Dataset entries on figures
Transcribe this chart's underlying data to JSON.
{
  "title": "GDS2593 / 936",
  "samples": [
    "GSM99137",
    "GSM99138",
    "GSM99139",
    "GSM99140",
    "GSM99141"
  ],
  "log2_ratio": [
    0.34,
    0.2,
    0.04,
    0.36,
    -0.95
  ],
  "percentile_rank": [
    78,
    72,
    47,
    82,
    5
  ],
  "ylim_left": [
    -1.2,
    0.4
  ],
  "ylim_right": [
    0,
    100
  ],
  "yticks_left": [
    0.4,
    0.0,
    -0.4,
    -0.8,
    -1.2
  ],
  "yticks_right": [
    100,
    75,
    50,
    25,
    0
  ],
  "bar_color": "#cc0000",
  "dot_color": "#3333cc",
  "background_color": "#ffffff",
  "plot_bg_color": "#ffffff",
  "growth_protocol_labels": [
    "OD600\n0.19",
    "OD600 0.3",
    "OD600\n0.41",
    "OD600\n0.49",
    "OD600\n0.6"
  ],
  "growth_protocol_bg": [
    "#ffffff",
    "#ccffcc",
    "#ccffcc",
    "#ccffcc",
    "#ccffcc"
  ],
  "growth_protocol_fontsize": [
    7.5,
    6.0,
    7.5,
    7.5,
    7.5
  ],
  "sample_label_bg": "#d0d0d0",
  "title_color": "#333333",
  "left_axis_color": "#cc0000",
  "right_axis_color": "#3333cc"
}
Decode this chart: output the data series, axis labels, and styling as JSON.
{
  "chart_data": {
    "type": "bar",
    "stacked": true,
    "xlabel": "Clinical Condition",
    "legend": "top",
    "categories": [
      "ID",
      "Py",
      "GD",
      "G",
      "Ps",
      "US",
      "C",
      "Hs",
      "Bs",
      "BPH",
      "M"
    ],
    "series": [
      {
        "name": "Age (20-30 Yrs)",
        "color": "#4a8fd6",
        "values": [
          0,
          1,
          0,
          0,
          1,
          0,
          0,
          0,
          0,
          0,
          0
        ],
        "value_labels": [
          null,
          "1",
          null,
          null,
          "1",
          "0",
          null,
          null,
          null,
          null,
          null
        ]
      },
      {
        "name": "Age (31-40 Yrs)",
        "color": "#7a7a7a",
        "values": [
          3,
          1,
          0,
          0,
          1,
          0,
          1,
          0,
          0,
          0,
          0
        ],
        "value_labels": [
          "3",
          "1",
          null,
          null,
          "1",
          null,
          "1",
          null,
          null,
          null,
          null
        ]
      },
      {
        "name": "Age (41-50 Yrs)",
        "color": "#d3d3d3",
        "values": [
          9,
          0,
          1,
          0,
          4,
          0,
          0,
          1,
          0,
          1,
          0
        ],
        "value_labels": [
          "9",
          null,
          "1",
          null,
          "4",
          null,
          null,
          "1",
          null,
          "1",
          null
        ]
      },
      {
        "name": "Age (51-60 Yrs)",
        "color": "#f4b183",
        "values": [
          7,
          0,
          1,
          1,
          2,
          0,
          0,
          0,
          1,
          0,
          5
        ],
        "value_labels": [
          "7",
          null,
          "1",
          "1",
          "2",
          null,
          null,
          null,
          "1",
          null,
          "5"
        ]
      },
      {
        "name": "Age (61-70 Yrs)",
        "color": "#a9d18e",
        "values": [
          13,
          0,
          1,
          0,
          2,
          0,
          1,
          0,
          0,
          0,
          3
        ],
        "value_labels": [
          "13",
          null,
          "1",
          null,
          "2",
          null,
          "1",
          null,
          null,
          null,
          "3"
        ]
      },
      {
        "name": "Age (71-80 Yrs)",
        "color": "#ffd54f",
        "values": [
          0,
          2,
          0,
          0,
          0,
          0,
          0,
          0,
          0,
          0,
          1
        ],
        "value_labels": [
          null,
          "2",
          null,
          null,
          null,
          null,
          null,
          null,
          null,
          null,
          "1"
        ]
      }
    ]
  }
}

* SET PROBLEM: Each line above must be printed exactly as it appears.

* RESULT:
Transcribe this chart's underlying data to JSON.
{
  "title": "GDS2593 / 936",
  "samples": [
    "GSM99137",
    "GSM99138",
    "GSM99139",
    "GSM99140",
    "GSM99141"
  ],
  "log2_ratio": [
    0.34,
    0.2,
    0.04,
    0.36,
    -0.95
  ],
  "percentile_rank": [
    78,
    72,
    47,
    82,
    5
  ],
  "ylim_left": [
    -1.2,
    0.4
  ],
  "ylim_right": [
    0,
    100
  ],
  "yticks_left": [
    0.4,
    0.0,
    -0.4,
    -0.8,
    -1.2
  ],
  "yticks_right": [
    100,
    75,
    50,
    25,
    0
  ],
  "bar_color": "#cc0000",
  "dot_color": "#3333cc",
  "background_color": "#ffffff",
  "plot_bg_color": "#ffffff",
  "growth_protocol_labels": [
    "OD600\n0.19",
    "OD600 0.3",
    "OD600\n0.41",
    "OD600\n0.49",
    "OD600\n0.6"
  ],
  "growth_protocol_bg": [
    "#ffffff",
    "#ccffcc",
    "#ccffcc",
    "#ccffcc",
    "#ccffcc"
  ],
  "growth_protocol_fontsize": [
    7.5,
    6.0,
    7.5,
    7.5,
    7.5
  ],
  "sample_label_bg": "#d0d0d0",
  "title_color": "#333333",
  "left_axis_color": "#cc0000",
  "right_axis_color": "#3333cc"
}
Decode this chart: output the data series, axis labels, and styling as JSON.
{
  "chart_data": {
    "type": "bar",
    "stacked": true,
    "xlabel": "Clinical Condition",
    "legend": "top",
    "categories": [
      "ID",
      "Py",
      "GD",
      "G",
      "Ps",
      "US",
      "C",
      "Hs",
      "Bs",
      "BPH",
      "M"
    ],
    "series": [
      {
        "name": "Age (20-30 Yrs)",
        "color": "#4a8fd6",
        "values": [
          0,
          1,
          0,
          0,
          1,
          0,
          0,
          0,
          0,
          0,
          0
        ],
        "value_labels": [
          null,
          "1",
          null,
          null,
          "1",
          "0",
          null,
          null,
          null,
          null,
          null
        ]
      },
      {
        "name": "Age (31-40 Yrs)",
        "color": "#7a7a7a",
        "values": [
          3,
          1,
          0,
          0,
          1,
          0,
          1,
          0,
          0,
          0,
          0
        ],
        "value_labels": [
          "3",
          "1",
          null,
          null,
          "1",
          null,
          "1",
          null,
          null,
          null,
          null
        ]
      },
      {
        "name": "Age (41-50 Yrs)",
        "color": "#d3d3d3",
        "values": [
          9,
          0,
          1,
          0,
          4,
          0,
          0,
          1,
          0,
          1,
          0
        ],
        "value_labels": [
          "9",
          null,
          "1",
          null,
          "4",
          null,
          null,
          "1",
          null,
          "1",
          null
        ]
      },
      {
        "name": "Age (51-60 Yrs)",
        "color": "#f4b183",
        "values": [
          7,
          0,
          1,
          1,
          2,
          0,
          0,
          0,
          1,
          0,
          5
        ],
        "value_labels": [
          "7",
          null,
          "1",
          "1",
          "2",
          null,
          null,
          null,
          "1",
          null,
          "5"
        ]
      },
      {
        "name": "Age (61-70 Yrs)",
        "color": "#a9d18e",
        "values": [
          13,
          0,
          1,
          0,
          2,
          0,
          1,
          0,
          0,
          0,
          3
        ],
        "value_labels": [
          "13",
          null,
          "1",
          null,
          "2",
          null,
          "1",
          null,
          null,
          null,
          "3"
        ]
      },
      {
        "name": "Age (71-80 Yrs)",
        "color": "#ffd54f",
        "values": [
          0,
          2,
          0,
          0,
          0,
          0,
          0,
          0,
          0,
          0,
          1
        ],
        "value_labels": [
          null,
          "2",
          null,
          null,
          null,
          null,
          null,
          null,
          null,
          null,
          "1"
        ]
      }
    ]
  }
}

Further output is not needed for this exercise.